───── Supplied records
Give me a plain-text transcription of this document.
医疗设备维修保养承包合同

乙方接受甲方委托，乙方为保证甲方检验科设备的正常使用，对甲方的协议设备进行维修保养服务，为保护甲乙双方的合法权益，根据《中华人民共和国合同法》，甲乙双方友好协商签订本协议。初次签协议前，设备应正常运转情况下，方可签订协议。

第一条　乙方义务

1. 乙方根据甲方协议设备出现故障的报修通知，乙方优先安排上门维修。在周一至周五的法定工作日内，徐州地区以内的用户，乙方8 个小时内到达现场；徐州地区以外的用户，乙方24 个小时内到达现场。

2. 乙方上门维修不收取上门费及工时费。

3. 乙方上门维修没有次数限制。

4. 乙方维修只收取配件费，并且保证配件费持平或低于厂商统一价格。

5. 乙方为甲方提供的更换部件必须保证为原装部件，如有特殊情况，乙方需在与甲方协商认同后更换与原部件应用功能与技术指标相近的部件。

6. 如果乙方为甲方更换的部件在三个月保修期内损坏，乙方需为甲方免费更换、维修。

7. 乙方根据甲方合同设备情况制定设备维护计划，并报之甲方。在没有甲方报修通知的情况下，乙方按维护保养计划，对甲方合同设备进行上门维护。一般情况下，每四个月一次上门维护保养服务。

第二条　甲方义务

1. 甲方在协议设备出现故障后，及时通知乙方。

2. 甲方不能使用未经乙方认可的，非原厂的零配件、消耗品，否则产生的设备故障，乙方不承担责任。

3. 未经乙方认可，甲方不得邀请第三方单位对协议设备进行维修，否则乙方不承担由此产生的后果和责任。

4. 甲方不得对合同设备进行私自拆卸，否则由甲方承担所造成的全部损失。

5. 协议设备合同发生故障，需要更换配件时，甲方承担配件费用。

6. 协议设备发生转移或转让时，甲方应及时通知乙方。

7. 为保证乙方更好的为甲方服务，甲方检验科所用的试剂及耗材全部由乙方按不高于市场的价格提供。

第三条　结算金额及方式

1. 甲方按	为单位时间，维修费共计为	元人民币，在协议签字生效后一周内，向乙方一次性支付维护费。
──────────
| Objective |
Each line of the listing should be copied exactly.

| Exercise solution |
Give me a plain-text transcription of this document.
医疗设备维修保养承包合同

乙方接受甲方委托，乙方为保证甲方检验科设备的正常使用，对甲方的协议设备进行维修保养服务，为保护甲乙双方的合法权益，根据《中华人民共和国合同法》，甲乙双方友好协商签订本协议。初次签协议前，设备应正常运转情况下，方可签订协议。

第一条　乙方义务

1. 乙方根据甲方协议设备出现故障的报修通知，乙方优先安排上门维修。在周一至周五的法定工作日内，徐州地区以内的用户，乙方8 个小时内到达现场；徐州地区以外的用户，乙方24 个小时内到达现场。

2. 乙方上门维修不收取上门费及工时费。

3. 乙方上门维修没有次数限制。

4. 乙方维修只收取配件费，并且保证配件费持平或低于厂商统一价格。

5. 乙方为甲方提供的更换部件必须保证为原装部件，如有特殊情况，乙方需在与甲方协商认同后更换与原部件应用功能与技术指标相近的部件。

6. 如果乙方为甲方更换的部件在三个月保修期内损坏，乙方需为甲方免费更换、维修。

7. 乙方根据甲方合同设备情况制定设备维护计划，并报之甲方。在没有甲方报修通知的情况下，乙方按维护保养计划，对甲方合同设备进行上门维护。一般情况下，每四个月一次上门维护保养服务。

第二条　甲方义务

1. 甲方在协议设备出现故障后，及时通知乙方。

2. 甲方不能使用未经乙方认可的，非原厂的零配件、消耗品，否则产生的设备故障，乙方不承担责任。

3. 未经乙方认可，甲方不得邀请第三方单位对协议设备进行维修，否则乙方不承担由此产生的后果和责任。

4. 甲方不得对合同设备进行私自拆卸，否则由甲方承担所造成的全部损失。

5. 协议设备合同发生故障，需要更换配件时，甲方承担配件费用。

6. 协议设备发生转移或转让时，甲方应及时通知乙方。

7. 为保证乙方更好的为甲方服务，甲方检验科所用的试剂及耗材全部由乙方按不高于市场的价格提供。

第三条　结算金额及方式

1. 甲方按	为单位时间，维修费共计为	元人民币，在协议签字生效后一周内，向乙方一次性支付维护费。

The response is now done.